Dataset entries on figures:
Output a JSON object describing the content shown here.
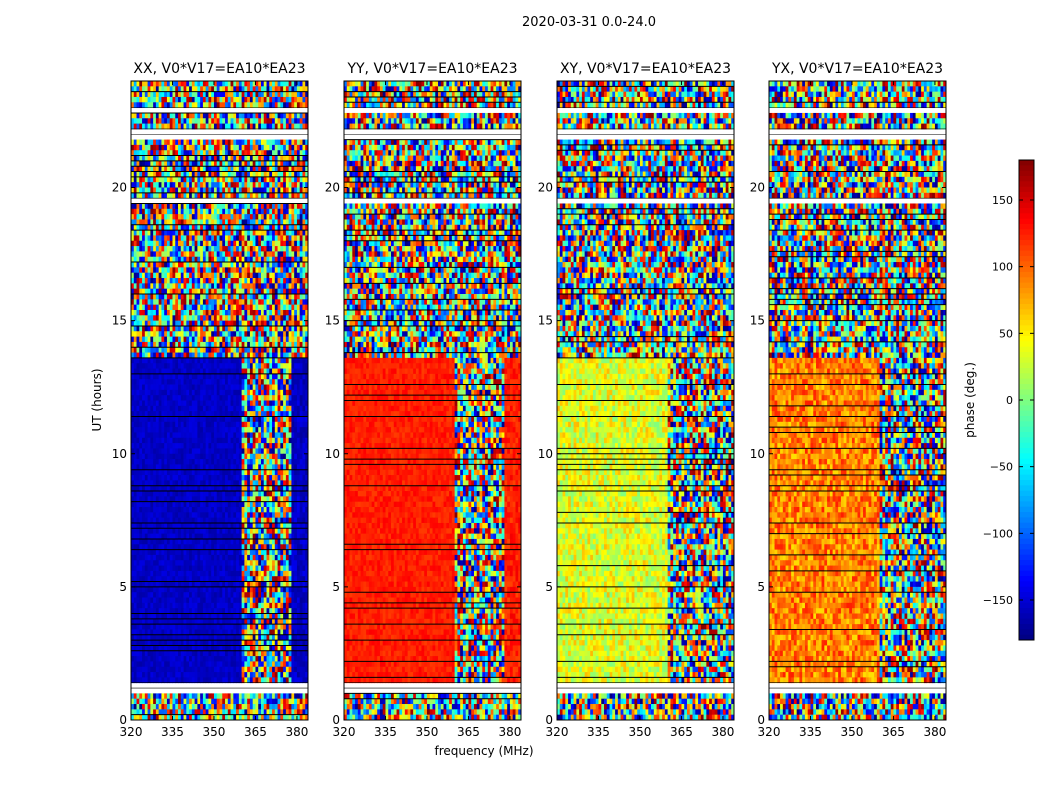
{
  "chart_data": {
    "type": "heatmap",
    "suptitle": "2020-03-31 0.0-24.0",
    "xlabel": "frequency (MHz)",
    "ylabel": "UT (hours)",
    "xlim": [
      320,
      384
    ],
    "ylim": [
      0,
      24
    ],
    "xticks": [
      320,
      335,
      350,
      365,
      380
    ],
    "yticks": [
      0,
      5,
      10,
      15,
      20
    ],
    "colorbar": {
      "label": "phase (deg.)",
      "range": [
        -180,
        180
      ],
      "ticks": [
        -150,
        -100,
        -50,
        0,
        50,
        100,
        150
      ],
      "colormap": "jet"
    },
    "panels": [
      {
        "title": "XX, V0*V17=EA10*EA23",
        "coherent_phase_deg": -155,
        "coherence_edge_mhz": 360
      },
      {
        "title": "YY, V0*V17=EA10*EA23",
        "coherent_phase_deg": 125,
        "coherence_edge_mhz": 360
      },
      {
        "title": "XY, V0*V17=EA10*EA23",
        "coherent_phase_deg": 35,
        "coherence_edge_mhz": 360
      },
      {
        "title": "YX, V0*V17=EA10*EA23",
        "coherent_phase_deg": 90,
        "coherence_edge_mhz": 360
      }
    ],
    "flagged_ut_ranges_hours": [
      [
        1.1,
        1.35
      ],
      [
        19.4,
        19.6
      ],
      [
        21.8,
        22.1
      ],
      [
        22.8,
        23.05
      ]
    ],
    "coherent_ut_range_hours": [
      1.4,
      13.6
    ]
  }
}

Instructions for the task: Transcribe the full listing above exactly, with the images removed.

Result of the exercise:
Output a JSON object describing the content shown here.
{
  "chart_data": {
    "type": "heatmap",
    "suptitle": "2020-03-31 0.0-24.0",
    "xlabel": "frequency (MHz)",
    "ylabel": "UT (hours)",
    "xlim": [
      320,
      384
    ],
    "ylim": [
      0,
      24
    ],
    "xticks": [
      320,
      335,
      350,
      365,
      380
    ],
    "yticks": [
      0,
      5,
      10,
      15,
      20
    ],
    "colorbar": {
      "label": "phase (deg.)",
      "range": [
        -180,
        180
      ],
      "ticks": [
        -150,
        -100,
        -50,
        0,
        50,
        100,
        150
      ],
      "colormap": "jet"
    },
    "panels": [
      {
        "title": "XX, V0*V17=EA10*EA23",
        "coherent_phase_deg": -155,
        "coherence_edge_mhz": 360
      },
      {
        "title": "YY, V0*V17=EA10*EA23",
        "coherent_phase_deg": 125,
        "coherence_edge_mhz": 360
      },
      {
        "title": "XY, V0*V17=EA10*EA23",
        "coherent_phase_deg": 35,
        "coherence_edge_mhz": 360
      },
      {
        "title": "YX, V0*V17=EA10*EA23",
        "coherent_phase_deg": 90,
        "coherence_edge_mhz": 360
      }
    ],
    "flagged_ut_ranges_hours": [
      [
        1.1,
        1.35
      ],
      [
        19.4,
        19.6
      ],
      [
        21.8,
        22.1
      ],
      [
        22.8,
        23.05
      ]
    ],
    "coherent_ut_range_hours": [
      1.4,
      13.6
    ]
  }
}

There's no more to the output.